# Exercise
Rewrite the listing with every "value-label" changed to "data-label" and everything else left the same, and omit the pictures.

# Dataset excerpts
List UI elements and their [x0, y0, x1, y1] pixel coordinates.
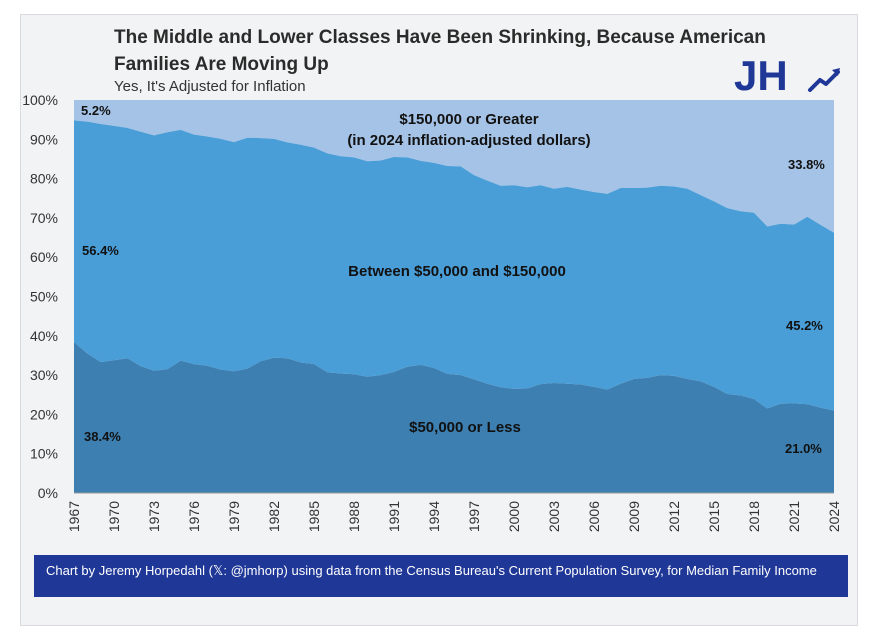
x-tick-label: 2024	[826, 501, 842, 532]
x-tick-label: 2012	[666, 501, 682, 532]
x-tick-label: 2018	[746, 501, 762, 532]
value-label-middle-1967: 56.4%	[82, 243, 119, 258]
x-tick-label: 2003	[546, 501, 562, 532]
y-tick-label: 80%	[30, 171, 58, 187]
x-tick-label: 1976	[186, 501, 202, 532]
y-tick-label: 0%	[38, 485, 58, 501]
x-tick-label: 2006	[586, 501, 602, 532]
y-tick-label: 30%	[30, 367, 58, 383]
x-tick-label: 1973	[146, 501, 162, 532]
x-tick-label: 2000	[506, 501, 522, 532]
band-label-bottom: $50,000 or Less	[409, 419, 521, 436]
x-tick-label: 2015	[706, 501, 722, 532]
x-tick-label: 1994	[426, 501, 442, 532]
jh-logo: JH	[734, 52, 844, 99]
value-label-bottom-1967: 38.4%	[84, 429, 121, 444]
y-tick-label: 90%	[30, 131, 58, 147]
x-tick-label: 1970	[106, 501, 122, 532]
x-tick-label: 1985	[306, 501, 322, 532]
x-tick-label: 1997	[466, 501, 482, 532]
x-tick-label: 1979	[226, 501, 242, 532]
x-tick-label: 2021	[786, 501, 802, 532]
y-tick-label: 100%	[22, 92, 58, 108]
y-tick-label: 50%	[30, 289, 58, 305]
chart-credit-footer: Chart by Jeremy Horpedahl (𝕏: @jmhorp) u…	[34, 555, 848, 597]
value-label-top-2024: 33.8%	[788, 157, 825, 172]
x-tick-label: 2009	[626, 501, 642, 532]
y-tick-label: 70%	[30, 210, 58, 226]
value-label-bottom-2024: 21.0%	[785, 441, 822, 456]
x-tick-label: 1967	[66, 501, 82, 532]
band-label-top: $150,000 or Greater	[399, 111, 538, 128]
x-tick-label: 1988	[346, 501, 362, 532]
area-50k-to-150k	[74, 120, 834, 411]
chart-title: The Middle and Lower Classes Have Been S…	[114, 27, 766, 75]
band-label-middle: Between $50,000 and $150,000	[348, 263, 566, 280]
x-axis: 1967 1970 1973 1976 1979 1982 1985 1988 1991 1994…	[66, 492, 842, 532]
jh-logo-text: JH	[734, 52, 788, 98]
band-label-top-note: (in 2024 inflation-adjusted dollars)	[347, 132, 590, 149]
value-label-top-1967: 5.2%	[81, 103, 111, 118]
value-label-middle-2024: 45.2%	[786, 318, 823, 333]
area-150k-or-greater	[74, 100, 834, 233]
y-tick-label: 60%	[30, 249, 58, 265]
chart-subtitle: Yes, It's Adjusted for Inflation	[114, 78, 306, 95]
y-tick-label: 10%	[30, 446, 58, 462]
y-tick-label: 40%	[30, 328, 58, 344]
x-tick-label: 1991	[386, 501, 402, 532]
y-axis: 0% 10% 20% 30% 40% 50% 60% 70% 80% 90% 100%	[22, 92, 58, 501]
x-tick-label: 1982	[266, 501, 282, 532]
area-50k-or-less	[74, 342, 834, 493]
y-tick-label: 20%	[30, 406, 58, 422]
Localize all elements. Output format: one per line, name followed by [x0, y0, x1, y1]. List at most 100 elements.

# Task solution
List UI elements and their [x0, y0, x1, y1] pixel coordinates.
x-tick-label: 2024	[826, 501, 842, 532]
x-tick-label: 2012	[666, 501, 682, 532]
x-tick-label: 2018	[746, 501, 762, 532]
data-label-middle-1967: 56.4%	[82, 243, 119, 258]
x-tick-label: 2003	[546, 501, 562, 532]
y-tick-label: 80%	[30, 171, 58, 187]
x-tick-label: 1976	[186, 501, 202, 532]
y-tick-label: 0%	[38, 485, 58, 501]
x-tick-label: 2006	[586, 501, 602, 532]
y-tick-label: 30%	[30, 367, 58, 383]
x-tick-label: 1973	[146, 501, 162, 532]
x-tick-label: 2000	[506, 501, 522, 532]
band-label-bottom: $50,000 or Less	[409, 419, 521, 436]
x-tick-label: 2015	[706, 501, 722, 532]
x-tick-label: 1994	[426, 501, 442, 532]
jh-logo: JH	[734, 52, 844, 99]
data-label-bottom-1967: 38.4%	[84, 429, 121, 444]
y-tick-label: 90%	[30, 131, 58, 147]
x-tick-label: 1970	[106, 501, 122, 532]
x-tick-label: 1985	[306, 501, 322, 532]
x-tick-label: 1997	[466, 501, 482, 532]
x-tick-label: 1979	[226, 501, 242, 532]
x-tick-label: 2021	[786, 501, 802, 532]
y-tick-label: 100%	[22, 92, 58, 108]
y-tick-label: 50%	[30, 289, 58, 305]
chart-credit-footer: Chart by Jeremy Horpedahl (𝕏: @jmhorp) u…	[34, 555, 848, 597]
data-label-top-2024: 33.8%	[788, 157, 825, 172]
x-tick-label: 2009	[626, 501, 642, 532]
y-tick-label: 70%	[30, 210, 58, 226]
data-label-bottom-2024: 21.0%	[785, 441, 822, 456]
x-tick-label: 1967	[66, 501, 82, 532]
band-label-top: $150,000 or Greater	[399, 111, 538, 128]
x-tick-label: 1988	[346, 501, 362, 532]
area-50k-to-150k	[74, 120, 834, 411]
chart-title: The Middle and Lower Classes Have Been S…	[114, 27, 766, 75]
band-label-middle: Between $50,000 and $150,000	[348, 263, 566, 280]
x-axis: 1967 1970 1973 1976 1979 1982 1985 1988 1991 1994…	[66, 492, 842, 532]
jh-logo-text: JH	[734, 52, 788, 98]
band-label-top-note: (in 2024 inflation-adjusted dollars)	[347, 132, 590, 149]
data-label-top-1967: 5.2%	[81, 103, 111, 118]
data-label-middle-2024: 45.2%	[786, 318, 823, 333]
area-150k-or-greater	[74, 100, 834, 233]
y-tick-label: 60%	[30, 249, 58, 265]
chart-subtitle: Yes, It's Adjusted for Inflation	[114, 78, 306, 95]
y-tick-label: 10%	[30, 446, 58, 462]
y-tick-label: 40%	[30, 328, 58, 344]
x-tick-label: 1991	[386, 501, 402, 532]
y-axis: 0% 10% 20% 30% 40% 50% 60% 70% 80% 90% 100%	[22, 92, 58, 501]
x-tick-label: 1982	[266, 501, 282, 532]
area-50k-or-less	[74, 342, 834, 493]
y-tick-label: 20%	[30, 406, 58, 422]
Localize all elements. Output format: one per line, name followed by [x0, y0, x1, y1]. List at most 100 elements.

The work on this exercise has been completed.